• Listed entries:
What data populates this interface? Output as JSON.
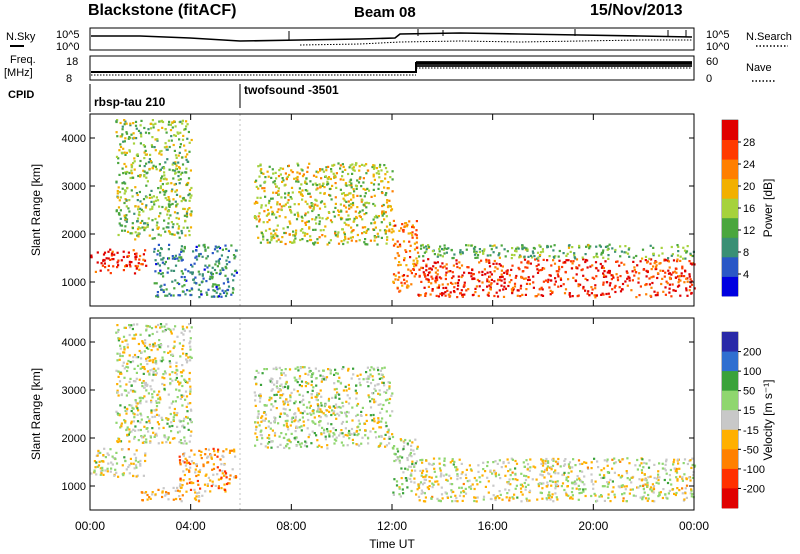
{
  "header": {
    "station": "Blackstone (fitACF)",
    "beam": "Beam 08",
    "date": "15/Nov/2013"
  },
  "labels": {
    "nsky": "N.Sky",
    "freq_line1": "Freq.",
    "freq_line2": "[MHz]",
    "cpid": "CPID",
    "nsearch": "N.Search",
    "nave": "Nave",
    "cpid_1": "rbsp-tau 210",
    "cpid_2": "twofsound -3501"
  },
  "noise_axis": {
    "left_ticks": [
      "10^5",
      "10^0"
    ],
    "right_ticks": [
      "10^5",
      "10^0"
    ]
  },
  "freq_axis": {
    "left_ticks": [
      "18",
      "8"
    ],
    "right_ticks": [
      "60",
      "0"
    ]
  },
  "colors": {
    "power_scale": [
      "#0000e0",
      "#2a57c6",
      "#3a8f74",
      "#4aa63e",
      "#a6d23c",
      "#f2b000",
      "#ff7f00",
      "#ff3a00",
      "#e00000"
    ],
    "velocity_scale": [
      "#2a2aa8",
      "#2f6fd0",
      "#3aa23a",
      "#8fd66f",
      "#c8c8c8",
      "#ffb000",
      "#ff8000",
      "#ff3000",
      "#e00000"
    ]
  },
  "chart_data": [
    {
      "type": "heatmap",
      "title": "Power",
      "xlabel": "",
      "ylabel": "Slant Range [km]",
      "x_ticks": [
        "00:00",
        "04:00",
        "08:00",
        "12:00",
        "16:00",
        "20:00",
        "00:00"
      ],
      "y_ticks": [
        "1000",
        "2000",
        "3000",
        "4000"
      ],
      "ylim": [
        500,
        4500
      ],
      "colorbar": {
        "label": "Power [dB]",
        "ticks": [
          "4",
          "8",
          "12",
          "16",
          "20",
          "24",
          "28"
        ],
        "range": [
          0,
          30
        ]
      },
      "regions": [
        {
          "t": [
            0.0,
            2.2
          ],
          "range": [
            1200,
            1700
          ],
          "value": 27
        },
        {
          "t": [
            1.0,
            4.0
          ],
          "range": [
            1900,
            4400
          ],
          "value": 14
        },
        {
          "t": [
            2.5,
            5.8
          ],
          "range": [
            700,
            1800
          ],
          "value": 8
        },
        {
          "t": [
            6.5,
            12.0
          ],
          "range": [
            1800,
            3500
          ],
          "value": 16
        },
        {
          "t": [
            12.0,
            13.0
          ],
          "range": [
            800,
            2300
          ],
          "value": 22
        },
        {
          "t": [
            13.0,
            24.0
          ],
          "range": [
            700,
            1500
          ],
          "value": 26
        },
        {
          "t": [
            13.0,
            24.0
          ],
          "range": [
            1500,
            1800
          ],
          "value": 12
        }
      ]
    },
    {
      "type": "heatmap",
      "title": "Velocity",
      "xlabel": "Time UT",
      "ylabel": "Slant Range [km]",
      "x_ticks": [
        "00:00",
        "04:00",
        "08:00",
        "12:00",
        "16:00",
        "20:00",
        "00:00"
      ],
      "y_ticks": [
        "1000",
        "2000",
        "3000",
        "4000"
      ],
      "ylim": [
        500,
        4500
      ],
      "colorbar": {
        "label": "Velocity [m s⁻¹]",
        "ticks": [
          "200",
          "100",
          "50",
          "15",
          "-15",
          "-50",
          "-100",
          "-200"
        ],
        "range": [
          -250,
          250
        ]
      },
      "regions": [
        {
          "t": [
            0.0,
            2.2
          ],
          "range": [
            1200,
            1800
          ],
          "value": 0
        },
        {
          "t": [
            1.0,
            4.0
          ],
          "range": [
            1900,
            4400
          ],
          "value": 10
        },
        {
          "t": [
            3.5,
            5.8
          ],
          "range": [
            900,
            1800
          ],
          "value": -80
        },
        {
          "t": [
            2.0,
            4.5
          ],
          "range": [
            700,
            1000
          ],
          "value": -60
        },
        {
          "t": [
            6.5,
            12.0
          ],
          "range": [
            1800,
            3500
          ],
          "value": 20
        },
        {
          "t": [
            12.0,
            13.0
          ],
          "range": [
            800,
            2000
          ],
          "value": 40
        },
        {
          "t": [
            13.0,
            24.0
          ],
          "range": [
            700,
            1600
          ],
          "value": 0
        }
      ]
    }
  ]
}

• Description of the task:
Transcribe each entry precisely as given, leaving the pictures out.

• Output of the exercise:
What data populates this interface? Output as JSON.
{
  "header": {
    "station": "Blackstone (fitACF)",
    "beam": "Beam 08",
    "date": "15/Nov/2013"
  },
  "labels": {
    "nsky": "N.Sky",
    "freq_line1": "Freq.",
    "freq_line2": "[MHz]",
    "cpid": "CPID",
    "nsearch": "N.Search",
    "nave": "Nave",
    "cpid_1": "rbsp-tau 210",
    "cpid_2": "twofsound -3501"
  },
  "noise_axis": {
    "left_ticks": [
      "10^5",
      "10^0"
    ],
    "right_ticks": [
      "10^5",
      "10^0"
    ]
  },
  "freq_axis": {
    "left_ticks": [
      "18",
      "8"
    ],
    "right_ticks": [
      "60",
      "0"
    ]
  },
  "colors": {
    "power_scale": [
      "#0000e0",
      "#2a57c6",
      "#3a8f74",
      "#4aa63e",
      "#a6d23c",
      "#f2b000",
      "#ff7f00",
      "#ff3a00",
      "#e00000"
    ],
    "velocity_scale": [
      "#2a2aa8",
      "#2f6fd0",
      "#3aa23a",
      "#8fd66f",
      "#c8c8c8",
      "#ffb000",
      "#ff8000",
      "#ff3000",
      "#e00000"
    ]
  },
  "chart_data": [
    {
      "type": "heatmap",
      "title": "Power",
      "xlabel": "",
      "ylabel": "Slant Range [km]",
      "x_ticks": [
        "00:00",
        "04:00",
        "08:00",
        "12:00",
        "16:00",
        "20:00",
        "00:00"
      ],
      "y_ticks": [
        "1000",
        "2000",
        "3000",
        "4000"
      ],
      "ylim": [
        500,
        4500
      ],
      "colorbar": {
        "label": "Power [dB]",
        "ticks": [
          "4",
          "8",
          "12",
          "16",
          "20",
          "24",
          "28"
        ],
        "range": [
          0,
          30
        ]
      },
      "regions": [
        {
          "t": [
            0.0,
            2.2
          ],
          "range": [
            1200,
            1700
          ],
          "value": 27
        },
        {
          "t": [
            1.0,
            4.0
          ],
          "range": [
            1900,
            4400
          ],
          "value": 14
        },
        {
          "t": [
            2.5,
            5.8
          ],
          "range": [
            700,
            1800
          ],
          "value": 8
        },
        {
          "t": [
            6.5,
            12.0
          ],
          "range": [
            1800,
            3500
          ],
          "value": 16
        },
        {
          "t": [
            12.0,
            13.0
          ],
          "range": [
            800,
            2300
          ],
          "value": 22
        },
        {
          "t": [
            13.0,
            24.0
          ],
          "range": [
            700,
            1500
          ],
          "value": 26
        },
        {
          "t": [
            13.0,
            24.0
          ],
          "range": [
            1500,
            1800
          ],
          "value": 12
        }
      ]
    },
    {
      "type": "heatmap",
      "title": "Velocity",
      "xlabel": "Time UT",
      "ylabel": "Slant Range [km]",
      "x_ticks": [
        "00:00",
        "04:00",
        "08:00",
        "12:00",
        "16:00",
        "20:00",
        "00:00"
      ],
      "y_ticks": [
        "1000",
        "2000",
        "3000",
        "4000"
      ],
      "ylim": [
        500,
        4500
      ],
      "colorbar": {
        "label": "Velocity [m s⁻¹]",
        "ticks": [
          "200",
          "100",
          "50",
          "15",
          "-15",
          "-50",
          "-100",
          "-200"
        ],
        "range": [
          -250,
          250
        ]
      },
      "regions": [
        {
          "t": [
            0.0,
            2.2
          ],
          "range": [
            1200,
            1800
          ],
          "value": 0
        },
        {
          "t": [
            1.0,
            4.0
          ],
          "range": [
            1900,
            4400
          ],
          "value": 10
        },
        {
          "t": [
            3.5,
            5.8
          ],
          "range": [
            900,
            1800
          ],
          "value": -80
        },
        {
          "t": [
            2.0,
            4.5
          ],
          "range": [
            700,
            1000
          ],
          "value": -60
        },
        {
          "t": [
            6.5,
            12.0
          ],
          "range": [
            1800,
            3500
          ],
          "value": 20
        },
        {
          "t": [
            12.0,
            13.0
          ],
          "range": [
            800,
            2000
          ],
          "value": 40
        },
        {
          "t": [
            13.0,
            24.0
          ],
          "range": [
            700,
            1600
          ],
          "value": 0
        }
      ]
    }
  ]
}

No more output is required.